**Requirement**
Rewrite the items from the start through the line that contains "col-name: 選手名 — [105, 418, 154, 437]", swapping "last-lap-time" for "final-lap-time" and leaving everything else unchanged.

**Stored rows**
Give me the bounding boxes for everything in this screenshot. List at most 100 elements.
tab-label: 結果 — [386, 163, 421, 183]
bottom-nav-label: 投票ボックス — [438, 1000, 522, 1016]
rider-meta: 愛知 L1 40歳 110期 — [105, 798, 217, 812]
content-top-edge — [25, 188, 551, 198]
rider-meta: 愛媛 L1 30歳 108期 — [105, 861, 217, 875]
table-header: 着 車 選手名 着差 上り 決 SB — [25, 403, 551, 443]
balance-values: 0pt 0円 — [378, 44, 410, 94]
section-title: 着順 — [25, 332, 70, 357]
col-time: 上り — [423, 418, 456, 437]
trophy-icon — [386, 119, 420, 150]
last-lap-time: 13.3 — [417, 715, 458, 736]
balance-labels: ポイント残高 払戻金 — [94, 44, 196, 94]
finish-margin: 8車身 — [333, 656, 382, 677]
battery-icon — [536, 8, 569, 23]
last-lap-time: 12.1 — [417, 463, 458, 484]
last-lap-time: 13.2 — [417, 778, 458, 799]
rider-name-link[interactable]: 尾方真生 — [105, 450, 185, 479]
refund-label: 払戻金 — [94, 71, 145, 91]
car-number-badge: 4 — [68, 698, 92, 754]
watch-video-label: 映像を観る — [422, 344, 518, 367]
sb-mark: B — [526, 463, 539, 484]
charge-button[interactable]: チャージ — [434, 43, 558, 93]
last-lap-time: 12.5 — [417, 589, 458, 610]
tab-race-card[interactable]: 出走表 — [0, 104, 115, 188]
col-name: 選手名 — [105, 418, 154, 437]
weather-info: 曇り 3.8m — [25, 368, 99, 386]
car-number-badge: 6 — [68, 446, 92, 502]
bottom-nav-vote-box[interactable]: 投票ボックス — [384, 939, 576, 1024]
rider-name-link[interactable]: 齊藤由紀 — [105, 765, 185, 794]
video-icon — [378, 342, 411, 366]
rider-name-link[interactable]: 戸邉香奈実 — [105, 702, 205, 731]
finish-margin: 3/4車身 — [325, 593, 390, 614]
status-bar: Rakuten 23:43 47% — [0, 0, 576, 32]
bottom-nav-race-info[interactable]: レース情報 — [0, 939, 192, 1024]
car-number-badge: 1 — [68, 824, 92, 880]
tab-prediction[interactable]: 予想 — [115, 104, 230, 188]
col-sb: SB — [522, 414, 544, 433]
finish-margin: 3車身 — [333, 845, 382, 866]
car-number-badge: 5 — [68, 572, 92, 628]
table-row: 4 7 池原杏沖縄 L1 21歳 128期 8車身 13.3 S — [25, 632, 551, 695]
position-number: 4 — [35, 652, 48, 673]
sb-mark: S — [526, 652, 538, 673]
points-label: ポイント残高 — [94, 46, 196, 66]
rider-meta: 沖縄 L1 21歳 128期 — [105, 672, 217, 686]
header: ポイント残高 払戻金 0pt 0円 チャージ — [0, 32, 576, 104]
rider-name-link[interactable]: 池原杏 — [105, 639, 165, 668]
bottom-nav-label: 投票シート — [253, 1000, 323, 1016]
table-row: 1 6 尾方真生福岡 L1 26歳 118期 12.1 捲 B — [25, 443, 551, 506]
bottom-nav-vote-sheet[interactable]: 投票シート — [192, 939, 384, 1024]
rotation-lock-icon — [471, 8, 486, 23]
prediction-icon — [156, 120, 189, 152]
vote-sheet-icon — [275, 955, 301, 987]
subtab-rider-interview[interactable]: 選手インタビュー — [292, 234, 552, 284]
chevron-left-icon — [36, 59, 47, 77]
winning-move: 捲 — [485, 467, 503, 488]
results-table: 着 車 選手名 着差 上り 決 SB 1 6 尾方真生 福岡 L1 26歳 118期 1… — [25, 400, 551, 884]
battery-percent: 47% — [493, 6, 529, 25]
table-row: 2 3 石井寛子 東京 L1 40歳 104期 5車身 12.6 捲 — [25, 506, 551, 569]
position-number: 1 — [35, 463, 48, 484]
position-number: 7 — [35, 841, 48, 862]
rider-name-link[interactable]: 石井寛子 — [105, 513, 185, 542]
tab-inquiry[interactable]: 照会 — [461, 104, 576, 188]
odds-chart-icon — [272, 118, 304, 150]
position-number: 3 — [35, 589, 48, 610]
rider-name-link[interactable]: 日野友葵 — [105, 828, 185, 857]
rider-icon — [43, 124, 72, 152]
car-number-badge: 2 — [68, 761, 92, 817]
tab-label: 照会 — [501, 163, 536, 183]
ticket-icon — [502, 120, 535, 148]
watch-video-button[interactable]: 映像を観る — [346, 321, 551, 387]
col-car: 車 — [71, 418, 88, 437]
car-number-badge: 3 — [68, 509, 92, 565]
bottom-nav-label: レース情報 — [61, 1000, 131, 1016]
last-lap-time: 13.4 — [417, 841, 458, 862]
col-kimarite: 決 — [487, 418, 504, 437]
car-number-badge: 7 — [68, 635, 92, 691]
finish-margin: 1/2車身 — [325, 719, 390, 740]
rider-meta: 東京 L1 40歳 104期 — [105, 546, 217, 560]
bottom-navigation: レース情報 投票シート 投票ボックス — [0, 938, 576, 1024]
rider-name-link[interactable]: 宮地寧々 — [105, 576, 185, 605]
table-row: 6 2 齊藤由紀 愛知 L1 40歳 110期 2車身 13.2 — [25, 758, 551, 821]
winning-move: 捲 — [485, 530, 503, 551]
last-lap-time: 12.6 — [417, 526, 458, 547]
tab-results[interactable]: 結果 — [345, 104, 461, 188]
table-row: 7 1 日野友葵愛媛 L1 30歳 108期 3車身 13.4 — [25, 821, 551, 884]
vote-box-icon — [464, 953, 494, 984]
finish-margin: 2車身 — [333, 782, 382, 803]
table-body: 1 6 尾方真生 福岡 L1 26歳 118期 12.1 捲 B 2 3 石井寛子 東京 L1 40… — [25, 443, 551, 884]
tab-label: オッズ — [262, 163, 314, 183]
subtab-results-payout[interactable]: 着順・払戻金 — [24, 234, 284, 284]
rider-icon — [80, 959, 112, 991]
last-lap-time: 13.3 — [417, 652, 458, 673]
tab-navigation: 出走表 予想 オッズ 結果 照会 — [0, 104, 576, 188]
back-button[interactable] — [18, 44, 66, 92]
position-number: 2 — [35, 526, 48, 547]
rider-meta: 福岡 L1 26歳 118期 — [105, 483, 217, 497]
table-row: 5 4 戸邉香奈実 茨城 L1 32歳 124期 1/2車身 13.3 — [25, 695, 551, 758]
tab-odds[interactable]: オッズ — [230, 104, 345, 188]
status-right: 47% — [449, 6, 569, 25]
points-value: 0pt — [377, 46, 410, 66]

**Written reply**
Give me the bounding boxes for everything in this screenshot. List at most 100 elements.
tab-label: 結果 — [386, 163, 421, 183]
bottom-nav-label: 投票ボックス — [438, 1000, 522, 1016]
rider-meta: 愛知 L1 40歳 110期 — [105, 798, 217, 812]
content-top-edge — [25, 188, 551, 198]
rider-meta: 愛媛 L1 30歳 108期 — [105, 861, 217, 875]
table-header: 着 車 選手名 着差 上り 決 SB — [25, 403, 551, 443]
balance-values: 0pt 0円 — [378, 44, 410, 94]
section-title: 着順 — [25, 332, 70, 357]
col-time: 上り — [423, 418, 456, 437]
trophy-icon — [386, 119, 420, 150]
final-lap-time: 13.3 — [417, 715, 458, 736]
balance-labels: ポイント残高 払戻金 — [94, 44, 196, 94]
finish-margin: 8車身 — [333, 656, 382, 677]
battery-icon — [536, 8, 569, 23]
final-lap-time: 12.1 — [417, 463, 458, 484]
final-lap-time: 13.2 — [417, 778, 458, 799]
rider-name-link[interactable]: 尾方真生 — [105, 450, 185, 479]
refund-label: 払戻金 — [94, 71, 145, 91]
car-number-badge: 4 — [68, 698, 92, 754]
watch-video-label: 映像を観る — [422, 344, 518, 367]
sb-mark: B — [526, 463, 539, 484]
charge-button[interactable]: チャージ — [434, 43, 558, 93]
final-lap-time: 12.5 — [417, 589, 458, 610]
tab-race-card[interactable]: 出走表 — [0, 104, 115, 188]
col-name: 選手名 — [105, 418, 154, 437]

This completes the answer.